Data records:
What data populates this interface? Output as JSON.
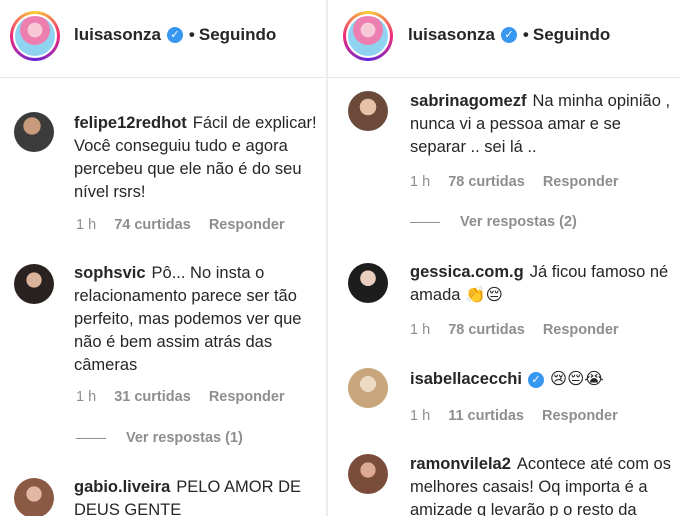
{
  "left": {
    "header": {
      "username": "luisasonza",
      "separator": "•",
      "follow_status": "Seguindo"
    },
    "comments": [
      {
        "username": "felipe12redhot",
        "text": "Fácil de explicar! Você conseguiu tudo e agora percebeu que ele não é do seu nível rsrs!",
        "time": "1 h",
        "likes": "74 curtidas",
        "reply": "Responder"
      },
      {
        "username": "sophsvic",
        "text": "Pô... No insta o relacionamento parece ser tão perfeito, mas podemos ver que não é bem assim atrás das câmeras",
        "time": "1 h",
        "likes": "31 curtidas",
        "reply": "Responder",
        "view_replies": "Ver respostas (1)"
      },
      {
        "username": "gabio.liveira",
        "text": "PELO AMOR DE DEUS GENTE"
      }
    ]
  },
  "right": {
    "header": {
      "username": "luisasonza",
      "separator": "•",
      "follow_status": "Seguindo"
    },
    "comments": [
      {
        "username": "sabrinagomezf",
        "text": "Na minha opinião , nunca vi a pessoa amar e se separar .. sei lá ..",
        "time": "1 h",
        "likes": "78 curtidas",
        "reply": "Responder",
        "view_replies": "Ver respostas (2)"
      },
      {
        "username": "gessica.com.g",
        "text": "Já ficou famoso né amada 👏😔",
        "time": "1 h",
        "likes": "78 curtidas",
        "reply": "Responder"
      },
      {
        "username": "isabellacecchi",
        "text": "😢😔😭",
        "time": "1 h",
        "likes": "11 curtidas",
        "reply": "Responder"
      },
      {
        "username": "ramonvilela2",
        "text": "Acontece até com os melhores casais! Oq importa é a amizade q levarão p o resto da"
      }
    ]
  },
  "icons": {
    "verified": "verified-badge-icon"
  }
}
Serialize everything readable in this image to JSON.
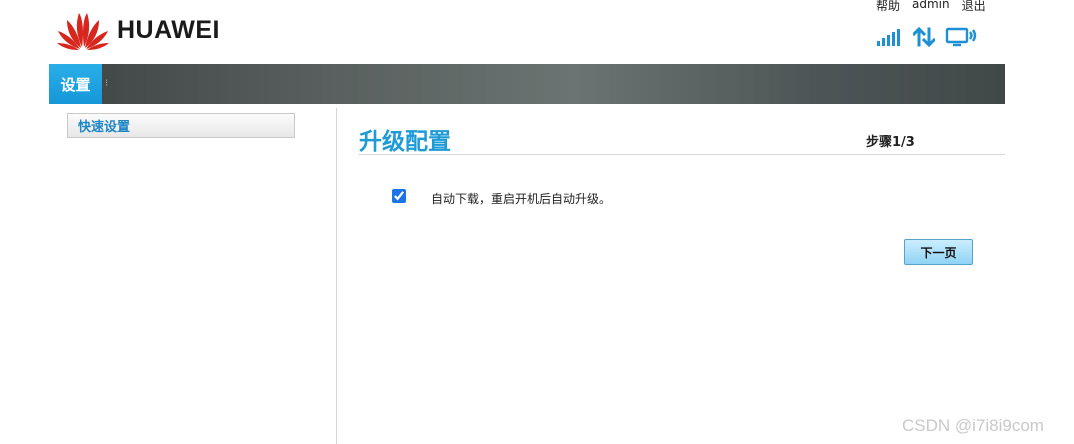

# Aim of the exercise
Every entry should be returned exactly as written, minus the pictures.

# Result for this exercise
What data populates this interface? Output as JSON.
{
  "left": {
    "header": {
      "username": "luisasonza",
      "separator": "•",
      "follow_status": "Seguindo"
    },
    "comments": [
      {
        "username": "felipe12redhot",
        "text": "Fácil de explicar! Você conseguiu tudo e agora percebeu que ele não é do seu nível rsrs!",
        "time": "1 h",
        "likes": "74 curtidas",
        "reply": "Responder"
      },
      {
        "username": "sophsvic",
        "text": "Pô... No insta o relacionamento parece ser tão perfeito, mas podemos ver que não é bem assim atrás das câmeras",
        "time": "1 h",
        "likes": "31 curtidas",
        "reply": "Responder",
        "view_replies": "Ver respostas (1)"
      },
      {
        "username": "gabio.liveira",
        "text": "PELO AMOR DE DEUS GENTE"
      }
    ]
  },
  "right": {
    "header": {
      "username": "luisasonza",
      "separator": "•",
      "follow_status": "Seguindo"
    },
    "comments": [
      {
        "username": "sabrinagomezf",
        "text": "Na minha opinião , nunca vi a pessoa amar e se separar .. sei lá ..",
        "time": "1 h",
        "likes": "78 curtidas",
        "reply": "Responder",
        "view_replies": "Ver respostas (2)"
      },
      {
        "username": "gessica.com.g",
        "text": "Já ficou famoso né amada 👏😔",
        "time": "1 h",
        "likes": "78 curtidas",
        "reply": "Responder"
      },
      {
        "username": "isabellacecchi",
        "text": "😢😔😭",
        "time": "1 h",
        "likes": "11 curtidas",
        "reply": "Responder"
      },
      {
        "username": "ramonvilela2",
        "text": "Acontece até com os melhores casais! Oq importa é a amizade q levarão p o resto da"
      }
    ]
  },
  "icons": {
    "verified": "verified-badge-icon"
  }
}
Serialize everything readable in this image to JSON.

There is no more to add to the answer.